> **EXERCISE DESCRIPTION**: Records follow. Pull out every line that contains "negative".

> **Records excerpted from a collection**:

################

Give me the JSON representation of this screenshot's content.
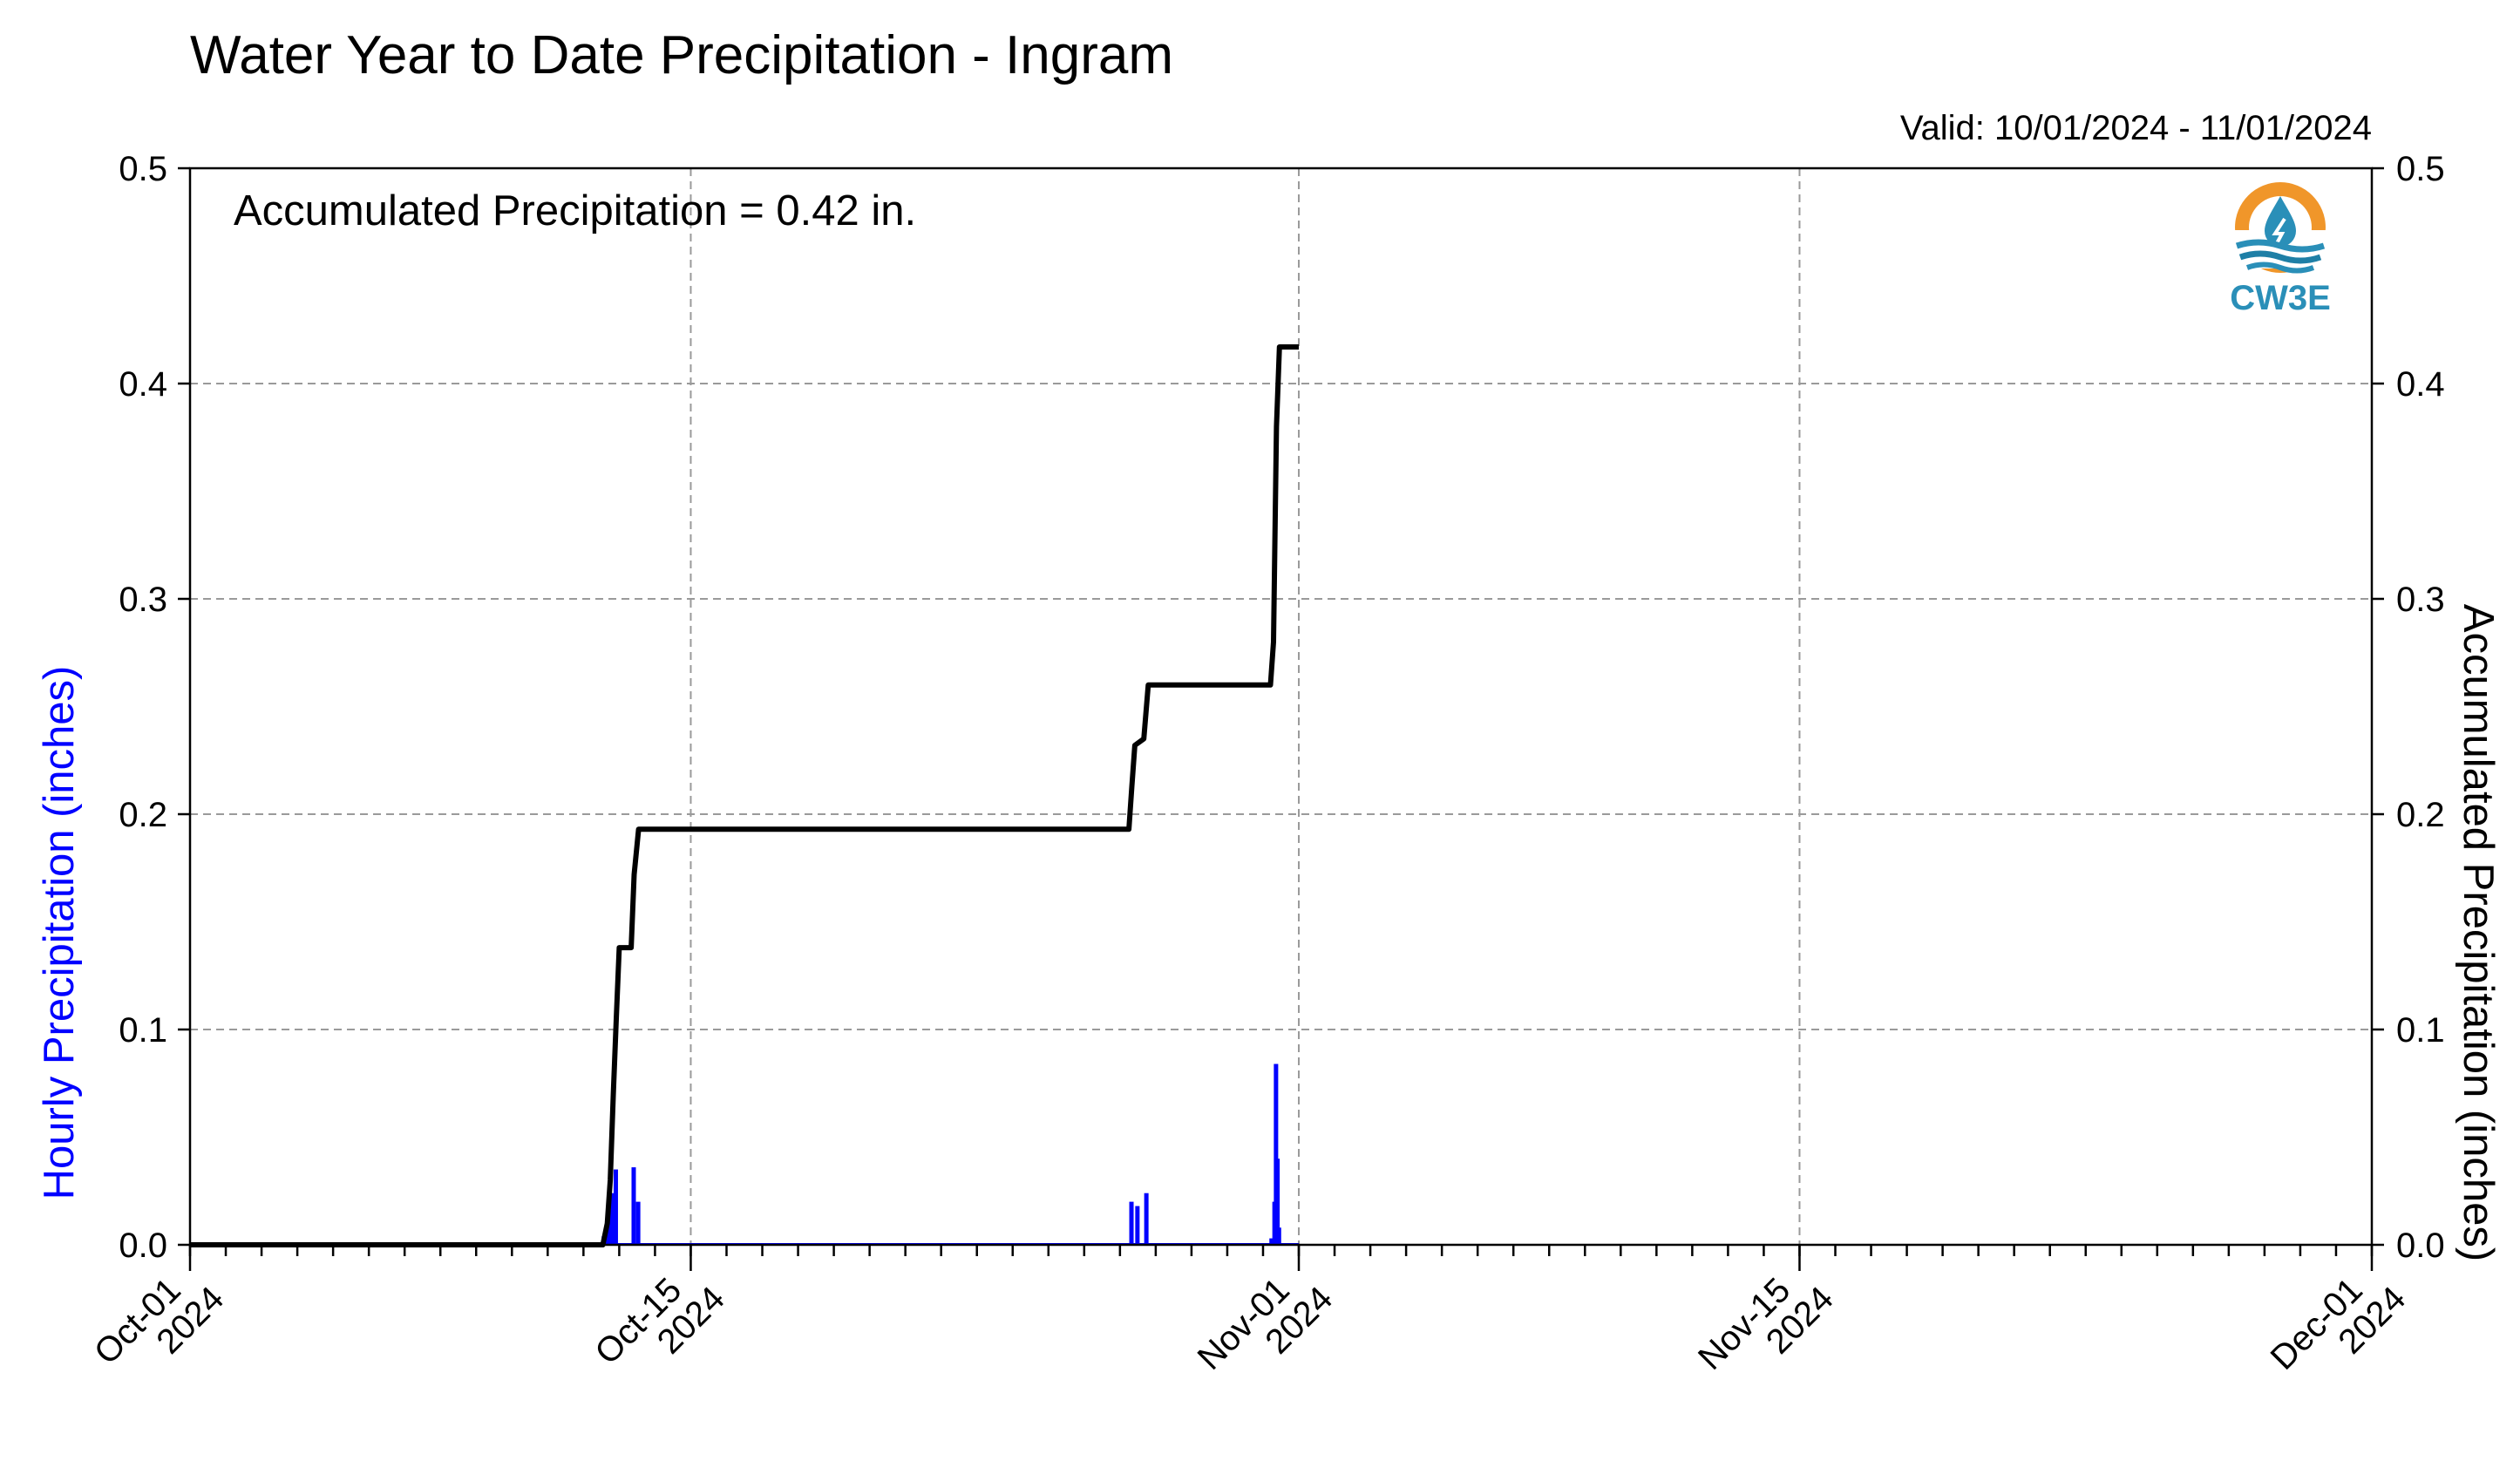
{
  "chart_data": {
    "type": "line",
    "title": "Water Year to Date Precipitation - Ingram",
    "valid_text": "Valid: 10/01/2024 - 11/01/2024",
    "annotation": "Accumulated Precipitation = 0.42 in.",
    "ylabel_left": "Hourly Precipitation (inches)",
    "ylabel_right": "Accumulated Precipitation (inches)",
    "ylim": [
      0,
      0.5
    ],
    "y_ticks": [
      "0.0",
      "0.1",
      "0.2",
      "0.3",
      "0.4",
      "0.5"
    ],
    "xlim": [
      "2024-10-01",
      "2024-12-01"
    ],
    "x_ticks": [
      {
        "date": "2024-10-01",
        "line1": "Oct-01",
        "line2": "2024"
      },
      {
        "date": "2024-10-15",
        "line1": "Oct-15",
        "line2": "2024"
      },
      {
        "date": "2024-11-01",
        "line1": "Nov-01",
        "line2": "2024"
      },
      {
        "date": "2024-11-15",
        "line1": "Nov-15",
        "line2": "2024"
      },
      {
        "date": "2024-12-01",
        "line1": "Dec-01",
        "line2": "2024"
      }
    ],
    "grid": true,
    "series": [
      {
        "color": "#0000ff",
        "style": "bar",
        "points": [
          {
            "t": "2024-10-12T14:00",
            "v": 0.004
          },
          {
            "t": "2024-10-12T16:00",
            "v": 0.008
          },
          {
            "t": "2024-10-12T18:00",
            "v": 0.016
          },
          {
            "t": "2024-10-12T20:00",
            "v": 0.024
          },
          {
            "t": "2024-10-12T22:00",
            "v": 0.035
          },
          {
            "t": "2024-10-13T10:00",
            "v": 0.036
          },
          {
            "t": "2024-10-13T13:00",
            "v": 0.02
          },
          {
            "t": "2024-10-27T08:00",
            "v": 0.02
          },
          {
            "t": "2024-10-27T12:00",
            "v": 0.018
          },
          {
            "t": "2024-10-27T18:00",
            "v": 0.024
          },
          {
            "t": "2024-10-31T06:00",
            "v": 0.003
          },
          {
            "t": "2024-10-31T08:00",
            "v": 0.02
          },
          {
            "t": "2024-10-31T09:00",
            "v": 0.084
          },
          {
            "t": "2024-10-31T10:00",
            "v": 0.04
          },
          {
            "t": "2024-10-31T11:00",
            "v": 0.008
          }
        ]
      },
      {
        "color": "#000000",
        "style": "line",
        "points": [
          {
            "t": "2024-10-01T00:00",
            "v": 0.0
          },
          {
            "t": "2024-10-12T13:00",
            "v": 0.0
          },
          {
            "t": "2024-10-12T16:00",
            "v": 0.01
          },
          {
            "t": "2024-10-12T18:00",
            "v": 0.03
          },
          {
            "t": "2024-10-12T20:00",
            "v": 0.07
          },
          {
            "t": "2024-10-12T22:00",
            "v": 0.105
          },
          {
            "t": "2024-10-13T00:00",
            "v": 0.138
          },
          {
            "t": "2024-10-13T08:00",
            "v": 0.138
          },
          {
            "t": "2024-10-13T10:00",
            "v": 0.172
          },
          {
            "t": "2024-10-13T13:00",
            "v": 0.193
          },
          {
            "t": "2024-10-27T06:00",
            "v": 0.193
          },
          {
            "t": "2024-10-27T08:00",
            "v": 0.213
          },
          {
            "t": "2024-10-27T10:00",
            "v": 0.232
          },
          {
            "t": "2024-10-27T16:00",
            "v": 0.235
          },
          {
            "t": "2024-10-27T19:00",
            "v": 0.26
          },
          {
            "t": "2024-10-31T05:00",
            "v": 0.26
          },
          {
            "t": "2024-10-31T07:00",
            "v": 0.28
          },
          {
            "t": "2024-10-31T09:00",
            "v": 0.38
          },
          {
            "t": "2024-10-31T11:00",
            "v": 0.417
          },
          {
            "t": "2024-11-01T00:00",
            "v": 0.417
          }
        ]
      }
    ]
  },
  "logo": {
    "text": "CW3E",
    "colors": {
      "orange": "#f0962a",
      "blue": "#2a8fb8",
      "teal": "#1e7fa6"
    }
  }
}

################

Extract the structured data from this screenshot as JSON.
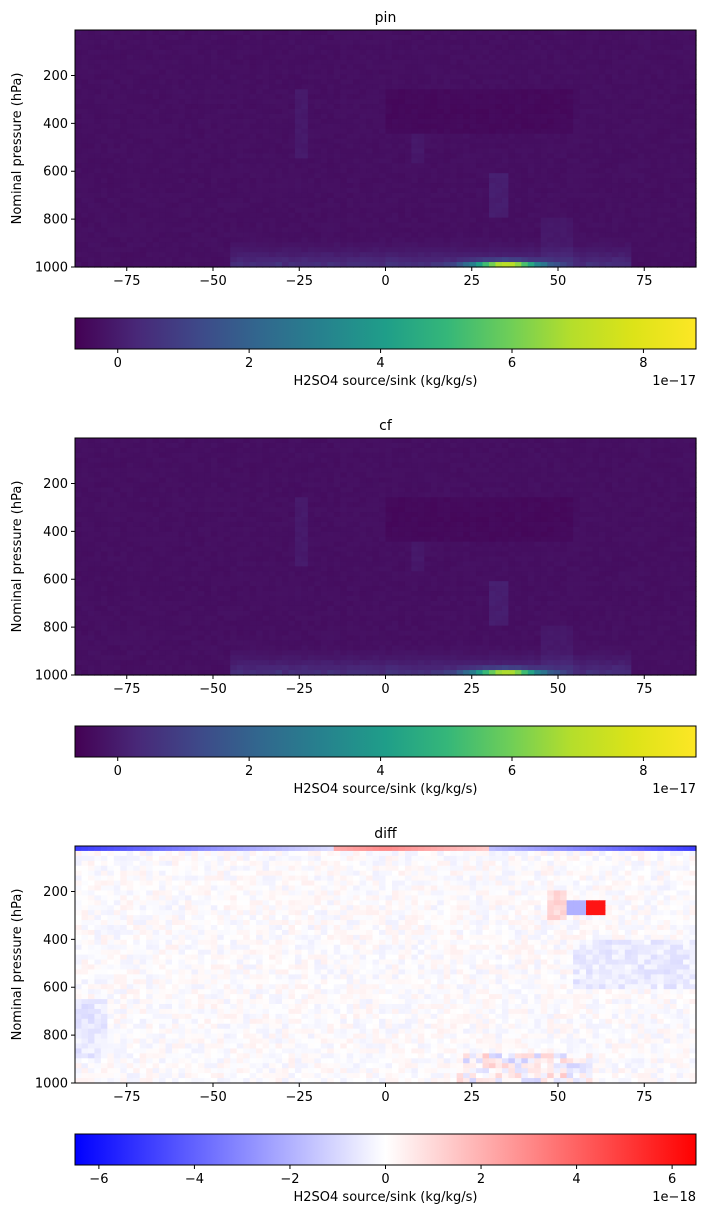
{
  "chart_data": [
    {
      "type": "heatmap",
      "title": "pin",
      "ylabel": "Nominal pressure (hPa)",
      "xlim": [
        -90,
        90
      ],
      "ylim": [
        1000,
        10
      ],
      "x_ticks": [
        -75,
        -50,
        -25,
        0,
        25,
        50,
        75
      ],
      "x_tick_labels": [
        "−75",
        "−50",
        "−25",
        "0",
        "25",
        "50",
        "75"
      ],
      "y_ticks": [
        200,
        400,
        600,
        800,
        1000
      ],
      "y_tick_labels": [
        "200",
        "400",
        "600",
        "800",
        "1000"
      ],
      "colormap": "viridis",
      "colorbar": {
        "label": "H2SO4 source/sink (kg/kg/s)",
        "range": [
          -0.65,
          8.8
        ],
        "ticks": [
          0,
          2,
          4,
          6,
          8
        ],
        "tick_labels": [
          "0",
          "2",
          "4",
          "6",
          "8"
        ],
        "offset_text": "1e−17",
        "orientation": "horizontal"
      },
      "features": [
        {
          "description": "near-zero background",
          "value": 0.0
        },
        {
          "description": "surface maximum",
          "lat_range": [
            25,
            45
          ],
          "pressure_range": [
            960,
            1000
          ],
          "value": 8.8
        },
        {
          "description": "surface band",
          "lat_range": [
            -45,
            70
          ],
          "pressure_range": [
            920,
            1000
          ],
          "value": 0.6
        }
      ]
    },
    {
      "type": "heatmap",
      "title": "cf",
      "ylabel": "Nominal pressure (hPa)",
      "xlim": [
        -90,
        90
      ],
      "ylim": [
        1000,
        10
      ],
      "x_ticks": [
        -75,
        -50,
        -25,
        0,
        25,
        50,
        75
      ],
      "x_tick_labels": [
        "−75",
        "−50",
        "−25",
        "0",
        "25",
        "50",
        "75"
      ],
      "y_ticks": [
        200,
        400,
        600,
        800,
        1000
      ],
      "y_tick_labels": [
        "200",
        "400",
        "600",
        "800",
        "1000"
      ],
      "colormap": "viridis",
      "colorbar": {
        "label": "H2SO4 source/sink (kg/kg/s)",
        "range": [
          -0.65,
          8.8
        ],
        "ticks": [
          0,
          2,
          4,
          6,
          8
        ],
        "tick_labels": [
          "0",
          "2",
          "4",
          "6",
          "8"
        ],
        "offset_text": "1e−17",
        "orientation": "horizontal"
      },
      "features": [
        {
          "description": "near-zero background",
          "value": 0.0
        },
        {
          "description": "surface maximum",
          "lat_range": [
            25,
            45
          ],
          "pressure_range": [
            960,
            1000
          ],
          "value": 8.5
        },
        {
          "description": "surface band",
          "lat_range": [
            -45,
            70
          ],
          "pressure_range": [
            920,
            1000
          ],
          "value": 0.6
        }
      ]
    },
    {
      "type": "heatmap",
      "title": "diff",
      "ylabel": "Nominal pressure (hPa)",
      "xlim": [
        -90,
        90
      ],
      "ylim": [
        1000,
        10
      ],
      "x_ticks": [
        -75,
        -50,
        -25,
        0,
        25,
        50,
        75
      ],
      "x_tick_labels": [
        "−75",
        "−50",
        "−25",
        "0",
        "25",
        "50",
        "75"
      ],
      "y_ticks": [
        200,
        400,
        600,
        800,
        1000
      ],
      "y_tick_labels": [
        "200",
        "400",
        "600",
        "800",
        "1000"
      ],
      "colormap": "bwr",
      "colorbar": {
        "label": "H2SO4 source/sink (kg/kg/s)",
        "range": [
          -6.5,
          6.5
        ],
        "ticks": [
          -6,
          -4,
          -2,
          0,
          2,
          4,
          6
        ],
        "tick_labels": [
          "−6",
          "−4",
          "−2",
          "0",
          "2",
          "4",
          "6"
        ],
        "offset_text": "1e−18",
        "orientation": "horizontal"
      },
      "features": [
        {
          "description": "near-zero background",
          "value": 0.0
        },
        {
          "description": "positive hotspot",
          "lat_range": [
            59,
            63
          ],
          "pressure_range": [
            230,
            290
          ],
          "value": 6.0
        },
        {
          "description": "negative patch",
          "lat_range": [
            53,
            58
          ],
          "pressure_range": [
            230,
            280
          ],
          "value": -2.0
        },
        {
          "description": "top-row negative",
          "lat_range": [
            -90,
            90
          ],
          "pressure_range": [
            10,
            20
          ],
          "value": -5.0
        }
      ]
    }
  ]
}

################

> **ANSWER TO THE PROBLEM**:
          "description": "negative patch",
          "description": "top-row negative",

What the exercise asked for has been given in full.